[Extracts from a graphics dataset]
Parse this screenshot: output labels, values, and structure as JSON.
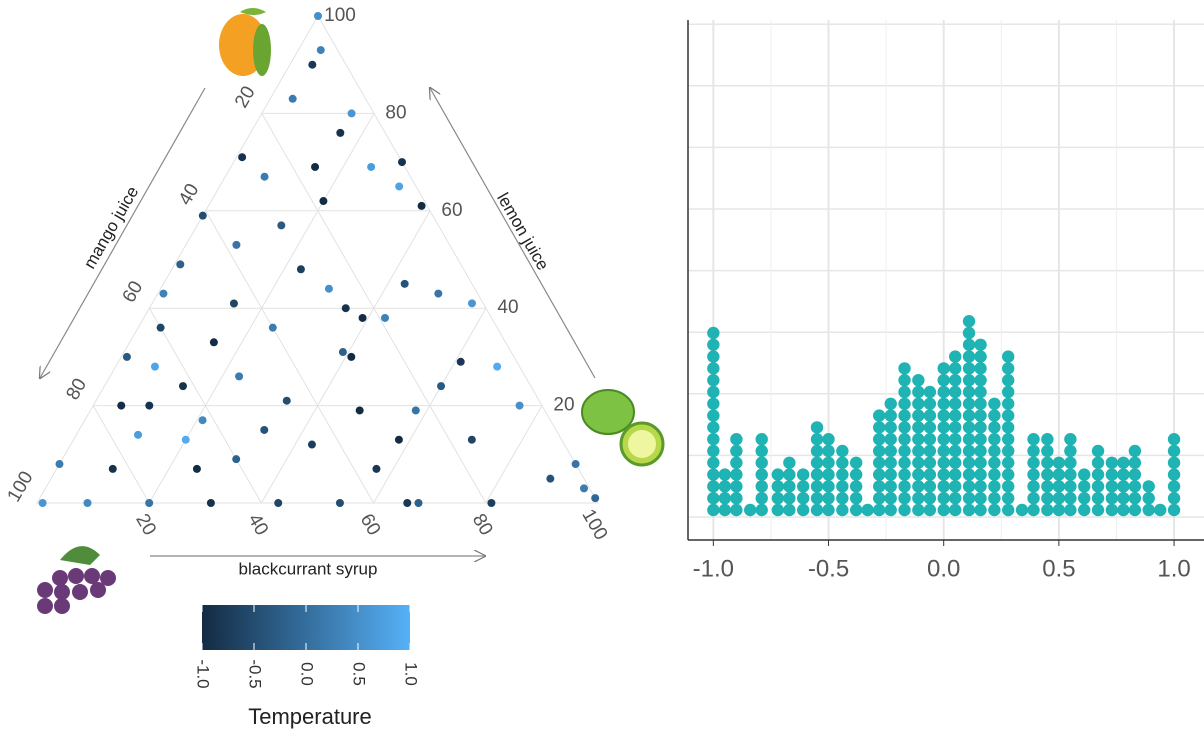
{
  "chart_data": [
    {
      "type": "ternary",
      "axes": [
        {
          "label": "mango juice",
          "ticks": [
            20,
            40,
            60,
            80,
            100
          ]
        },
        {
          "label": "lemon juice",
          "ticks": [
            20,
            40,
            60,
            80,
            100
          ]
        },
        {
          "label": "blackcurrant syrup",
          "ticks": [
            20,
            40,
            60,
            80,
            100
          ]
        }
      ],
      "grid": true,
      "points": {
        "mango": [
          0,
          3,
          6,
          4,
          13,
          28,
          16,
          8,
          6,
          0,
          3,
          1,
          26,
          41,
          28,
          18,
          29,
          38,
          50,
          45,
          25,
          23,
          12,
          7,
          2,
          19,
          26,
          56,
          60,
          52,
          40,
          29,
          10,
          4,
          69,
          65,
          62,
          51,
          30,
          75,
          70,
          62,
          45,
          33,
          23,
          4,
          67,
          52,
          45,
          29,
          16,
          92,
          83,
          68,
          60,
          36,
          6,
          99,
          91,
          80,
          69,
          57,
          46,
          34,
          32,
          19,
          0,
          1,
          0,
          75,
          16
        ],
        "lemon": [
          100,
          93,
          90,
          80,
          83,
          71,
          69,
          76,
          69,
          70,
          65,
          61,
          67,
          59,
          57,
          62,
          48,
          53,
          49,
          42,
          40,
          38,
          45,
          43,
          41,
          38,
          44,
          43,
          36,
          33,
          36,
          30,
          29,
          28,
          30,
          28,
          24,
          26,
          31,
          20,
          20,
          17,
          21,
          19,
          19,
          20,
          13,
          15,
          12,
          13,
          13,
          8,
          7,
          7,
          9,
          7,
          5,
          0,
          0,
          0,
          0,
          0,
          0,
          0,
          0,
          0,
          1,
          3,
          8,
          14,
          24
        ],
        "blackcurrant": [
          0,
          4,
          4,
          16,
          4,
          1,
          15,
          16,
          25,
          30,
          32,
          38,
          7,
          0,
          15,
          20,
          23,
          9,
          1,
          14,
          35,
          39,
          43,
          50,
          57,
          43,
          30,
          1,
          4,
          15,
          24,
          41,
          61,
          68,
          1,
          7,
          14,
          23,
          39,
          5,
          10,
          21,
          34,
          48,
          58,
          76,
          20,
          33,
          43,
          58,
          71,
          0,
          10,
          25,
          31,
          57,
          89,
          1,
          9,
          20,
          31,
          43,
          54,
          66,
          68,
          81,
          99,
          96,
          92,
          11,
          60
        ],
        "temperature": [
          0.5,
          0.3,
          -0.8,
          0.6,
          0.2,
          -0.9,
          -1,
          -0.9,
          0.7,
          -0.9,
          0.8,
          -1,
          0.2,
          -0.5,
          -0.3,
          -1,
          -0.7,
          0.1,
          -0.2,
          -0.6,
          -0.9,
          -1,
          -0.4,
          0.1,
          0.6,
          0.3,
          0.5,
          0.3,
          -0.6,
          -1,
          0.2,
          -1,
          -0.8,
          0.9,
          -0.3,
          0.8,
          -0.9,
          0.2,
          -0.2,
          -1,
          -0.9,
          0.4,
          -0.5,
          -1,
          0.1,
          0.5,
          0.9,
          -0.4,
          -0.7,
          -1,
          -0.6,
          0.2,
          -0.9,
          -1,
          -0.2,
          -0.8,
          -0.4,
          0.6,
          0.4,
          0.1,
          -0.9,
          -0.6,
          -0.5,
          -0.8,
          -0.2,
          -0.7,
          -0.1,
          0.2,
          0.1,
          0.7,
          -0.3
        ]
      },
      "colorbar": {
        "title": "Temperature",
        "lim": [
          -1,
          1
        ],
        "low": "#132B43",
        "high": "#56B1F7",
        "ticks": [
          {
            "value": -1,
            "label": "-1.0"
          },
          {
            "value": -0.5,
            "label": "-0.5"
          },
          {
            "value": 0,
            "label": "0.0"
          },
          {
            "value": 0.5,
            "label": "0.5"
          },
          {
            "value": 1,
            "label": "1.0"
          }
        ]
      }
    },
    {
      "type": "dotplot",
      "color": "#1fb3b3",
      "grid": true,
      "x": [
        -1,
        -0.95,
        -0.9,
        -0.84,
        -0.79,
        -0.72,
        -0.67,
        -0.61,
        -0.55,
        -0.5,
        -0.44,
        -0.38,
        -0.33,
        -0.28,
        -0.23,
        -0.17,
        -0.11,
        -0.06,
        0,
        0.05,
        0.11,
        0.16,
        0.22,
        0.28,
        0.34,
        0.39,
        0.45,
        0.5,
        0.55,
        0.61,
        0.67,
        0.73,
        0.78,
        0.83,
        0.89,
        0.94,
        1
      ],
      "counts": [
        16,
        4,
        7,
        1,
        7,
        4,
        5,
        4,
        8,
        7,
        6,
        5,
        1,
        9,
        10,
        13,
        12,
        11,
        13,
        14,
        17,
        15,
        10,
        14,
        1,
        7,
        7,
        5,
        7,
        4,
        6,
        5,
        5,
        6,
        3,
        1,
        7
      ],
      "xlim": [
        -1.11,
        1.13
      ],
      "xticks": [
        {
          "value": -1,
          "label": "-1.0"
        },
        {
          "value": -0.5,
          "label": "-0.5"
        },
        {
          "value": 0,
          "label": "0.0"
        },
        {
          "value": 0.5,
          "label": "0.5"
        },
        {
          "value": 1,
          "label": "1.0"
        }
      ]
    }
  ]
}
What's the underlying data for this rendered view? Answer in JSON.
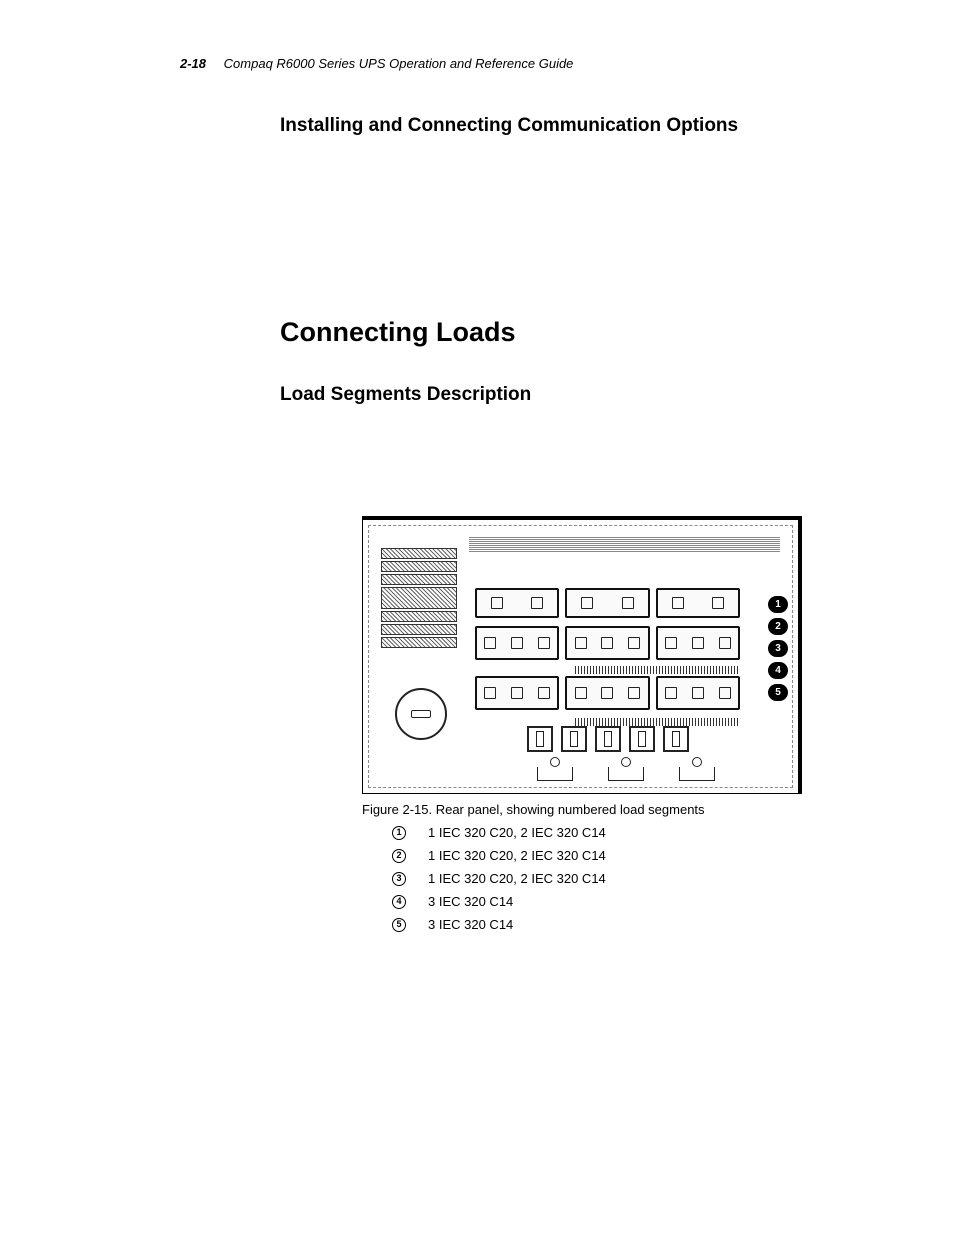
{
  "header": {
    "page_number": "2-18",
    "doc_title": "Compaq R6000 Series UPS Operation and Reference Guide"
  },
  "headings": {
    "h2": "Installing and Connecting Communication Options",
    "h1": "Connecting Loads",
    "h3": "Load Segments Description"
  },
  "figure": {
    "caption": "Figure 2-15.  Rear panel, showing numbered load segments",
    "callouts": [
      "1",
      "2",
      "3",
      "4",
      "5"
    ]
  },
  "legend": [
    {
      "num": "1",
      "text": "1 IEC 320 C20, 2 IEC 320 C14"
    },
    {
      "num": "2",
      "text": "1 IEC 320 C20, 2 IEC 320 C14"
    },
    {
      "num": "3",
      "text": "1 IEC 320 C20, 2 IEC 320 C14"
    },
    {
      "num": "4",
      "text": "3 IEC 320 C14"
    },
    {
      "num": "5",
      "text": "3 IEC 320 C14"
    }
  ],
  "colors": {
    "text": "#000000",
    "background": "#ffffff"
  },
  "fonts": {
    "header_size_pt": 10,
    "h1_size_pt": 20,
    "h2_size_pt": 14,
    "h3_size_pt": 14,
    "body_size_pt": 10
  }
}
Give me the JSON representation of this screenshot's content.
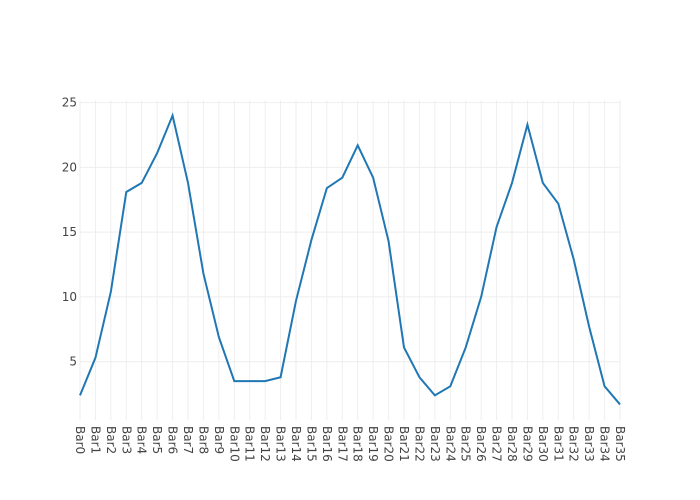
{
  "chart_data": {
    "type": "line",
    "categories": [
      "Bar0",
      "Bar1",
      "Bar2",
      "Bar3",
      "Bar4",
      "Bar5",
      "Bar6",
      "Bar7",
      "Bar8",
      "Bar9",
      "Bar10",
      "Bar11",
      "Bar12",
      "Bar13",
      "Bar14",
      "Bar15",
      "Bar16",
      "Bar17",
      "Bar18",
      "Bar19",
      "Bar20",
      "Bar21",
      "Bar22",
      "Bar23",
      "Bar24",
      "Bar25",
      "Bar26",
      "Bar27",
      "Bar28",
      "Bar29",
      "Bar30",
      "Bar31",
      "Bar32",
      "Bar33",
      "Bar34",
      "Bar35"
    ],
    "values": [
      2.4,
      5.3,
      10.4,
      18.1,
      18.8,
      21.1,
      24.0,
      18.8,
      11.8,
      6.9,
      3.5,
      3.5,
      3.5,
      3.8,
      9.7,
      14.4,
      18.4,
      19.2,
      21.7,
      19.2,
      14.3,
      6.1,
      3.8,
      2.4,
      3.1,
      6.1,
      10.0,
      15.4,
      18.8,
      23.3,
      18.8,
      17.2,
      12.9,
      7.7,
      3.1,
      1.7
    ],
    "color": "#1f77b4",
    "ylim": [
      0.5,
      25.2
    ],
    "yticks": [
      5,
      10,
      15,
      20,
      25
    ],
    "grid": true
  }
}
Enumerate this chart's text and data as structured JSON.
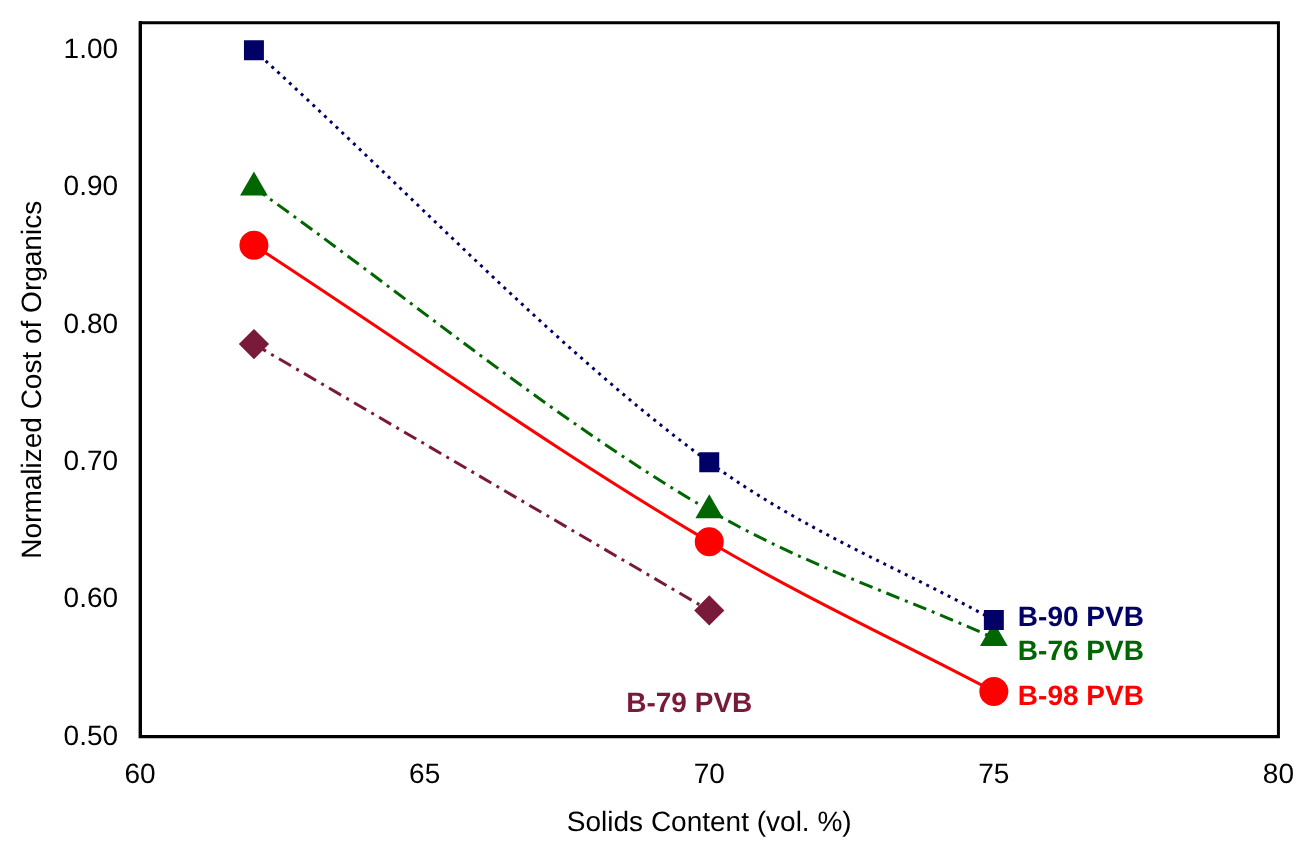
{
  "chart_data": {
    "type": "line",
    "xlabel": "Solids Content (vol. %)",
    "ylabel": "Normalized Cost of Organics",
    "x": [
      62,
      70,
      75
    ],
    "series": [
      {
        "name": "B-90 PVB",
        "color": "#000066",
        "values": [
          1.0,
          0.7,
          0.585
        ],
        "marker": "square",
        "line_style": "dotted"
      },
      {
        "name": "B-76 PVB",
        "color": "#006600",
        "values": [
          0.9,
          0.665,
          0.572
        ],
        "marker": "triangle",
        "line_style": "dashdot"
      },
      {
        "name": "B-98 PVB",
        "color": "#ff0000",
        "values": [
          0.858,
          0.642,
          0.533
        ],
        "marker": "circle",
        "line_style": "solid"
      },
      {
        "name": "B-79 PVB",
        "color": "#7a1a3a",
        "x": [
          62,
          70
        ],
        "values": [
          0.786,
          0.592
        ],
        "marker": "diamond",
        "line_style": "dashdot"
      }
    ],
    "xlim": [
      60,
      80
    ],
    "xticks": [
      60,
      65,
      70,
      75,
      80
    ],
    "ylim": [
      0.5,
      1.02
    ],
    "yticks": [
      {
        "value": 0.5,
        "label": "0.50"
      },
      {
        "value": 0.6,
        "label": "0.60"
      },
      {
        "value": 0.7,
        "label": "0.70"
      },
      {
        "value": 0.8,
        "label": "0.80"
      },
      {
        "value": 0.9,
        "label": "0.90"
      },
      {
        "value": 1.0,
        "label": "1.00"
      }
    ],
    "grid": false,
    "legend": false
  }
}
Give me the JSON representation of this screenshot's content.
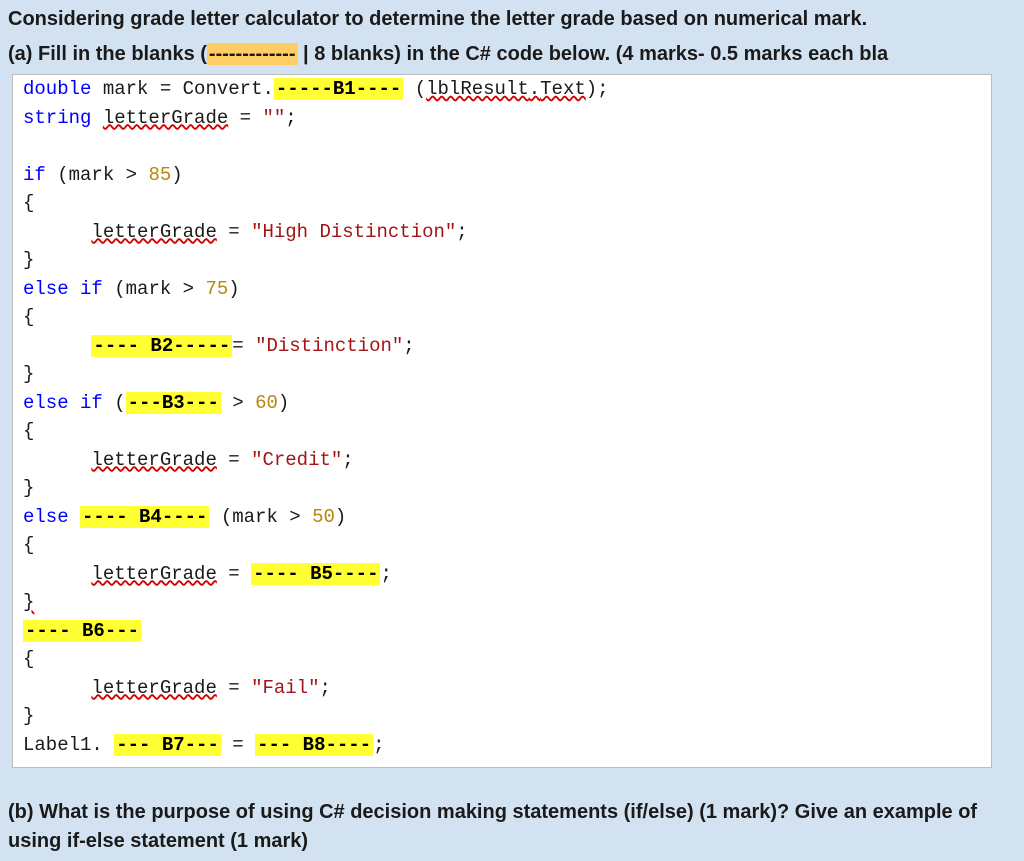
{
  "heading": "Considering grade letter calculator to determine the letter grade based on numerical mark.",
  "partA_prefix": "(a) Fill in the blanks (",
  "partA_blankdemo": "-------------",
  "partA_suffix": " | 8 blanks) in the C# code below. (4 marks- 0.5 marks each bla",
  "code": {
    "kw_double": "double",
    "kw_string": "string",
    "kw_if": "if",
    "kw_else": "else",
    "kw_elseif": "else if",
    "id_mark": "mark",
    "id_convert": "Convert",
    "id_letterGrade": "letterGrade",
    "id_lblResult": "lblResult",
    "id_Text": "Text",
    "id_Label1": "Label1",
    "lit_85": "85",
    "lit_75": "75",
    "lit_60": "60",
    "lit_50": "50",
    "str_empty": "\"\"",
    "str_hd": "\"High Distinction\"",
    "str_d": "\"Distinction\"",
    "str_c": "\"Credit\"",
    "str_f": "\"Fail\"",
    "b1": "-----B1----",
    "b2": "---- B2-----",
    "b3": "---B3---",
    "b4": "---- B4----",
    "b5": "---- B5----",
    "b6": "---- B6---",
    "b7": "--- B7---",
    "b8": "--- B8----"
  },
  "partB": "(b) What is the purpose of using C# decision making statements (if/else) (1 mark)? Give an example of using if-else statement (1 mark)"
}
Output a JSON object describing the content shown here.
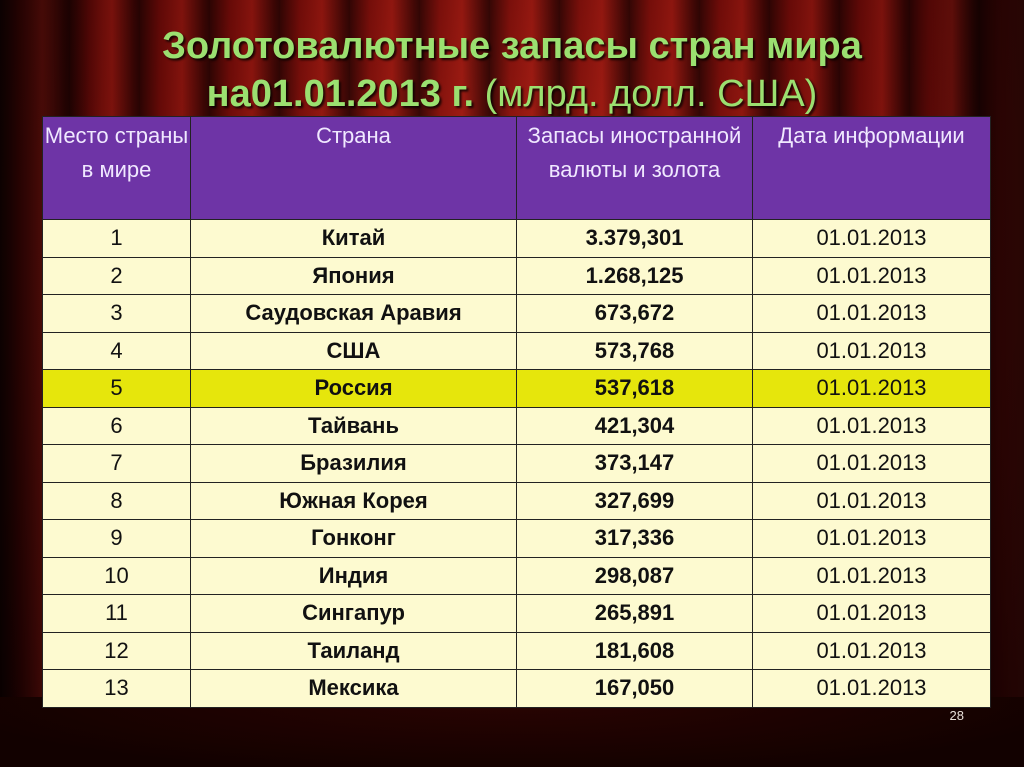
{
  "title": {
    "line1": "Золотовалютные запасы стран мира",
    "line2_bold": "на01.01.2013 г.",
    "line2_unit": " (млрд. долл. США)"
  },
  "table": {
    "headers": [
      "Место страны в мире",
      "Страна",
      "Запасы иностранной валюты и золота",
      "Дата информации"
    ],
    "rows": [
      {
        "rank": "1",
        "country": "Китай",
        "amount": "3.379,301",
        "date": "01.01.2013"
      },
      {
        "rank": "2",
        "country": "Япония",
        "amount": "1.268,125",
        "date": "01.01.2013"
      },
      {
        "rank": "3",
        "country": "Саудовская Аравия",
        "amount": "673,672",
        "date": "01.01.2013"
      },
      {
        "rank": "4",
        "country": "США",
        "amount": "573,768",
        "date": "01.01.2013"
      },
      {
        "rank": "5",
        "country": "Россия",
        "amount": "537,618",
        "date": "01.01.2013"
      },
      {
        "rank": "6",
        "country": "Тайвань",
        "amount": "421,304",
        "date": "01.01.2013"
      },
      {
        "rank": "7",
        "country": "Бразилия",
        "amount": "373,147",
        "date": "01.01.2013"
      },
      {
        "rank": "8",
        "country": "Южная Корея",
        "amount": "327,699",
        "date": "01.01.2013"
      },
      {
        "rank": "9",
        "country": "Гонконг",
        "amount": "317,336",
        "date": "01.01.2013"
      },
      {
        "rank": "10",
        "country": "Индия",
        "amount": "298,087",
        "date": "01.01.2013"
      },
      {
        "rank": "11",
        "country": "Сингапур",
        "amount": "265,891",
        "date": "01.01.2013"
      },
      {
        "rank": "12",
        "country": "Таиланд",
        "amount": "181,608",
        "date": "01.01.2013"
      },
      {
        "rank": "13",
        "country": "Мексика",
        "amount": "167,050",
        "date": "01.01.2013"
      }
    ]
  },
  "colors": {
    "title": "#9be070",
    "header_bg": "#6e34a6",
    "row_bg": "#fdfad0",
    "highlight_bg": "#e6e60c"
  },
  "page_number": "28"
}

**REQUIRED TASK**
Your task is to gather all lines from the entries above that hold the word "marker".

**THE COMPLETED TASK**
        "marker": "square",
        "marker": "triangle",
        "marker": "circle",
        "marker": "diamond",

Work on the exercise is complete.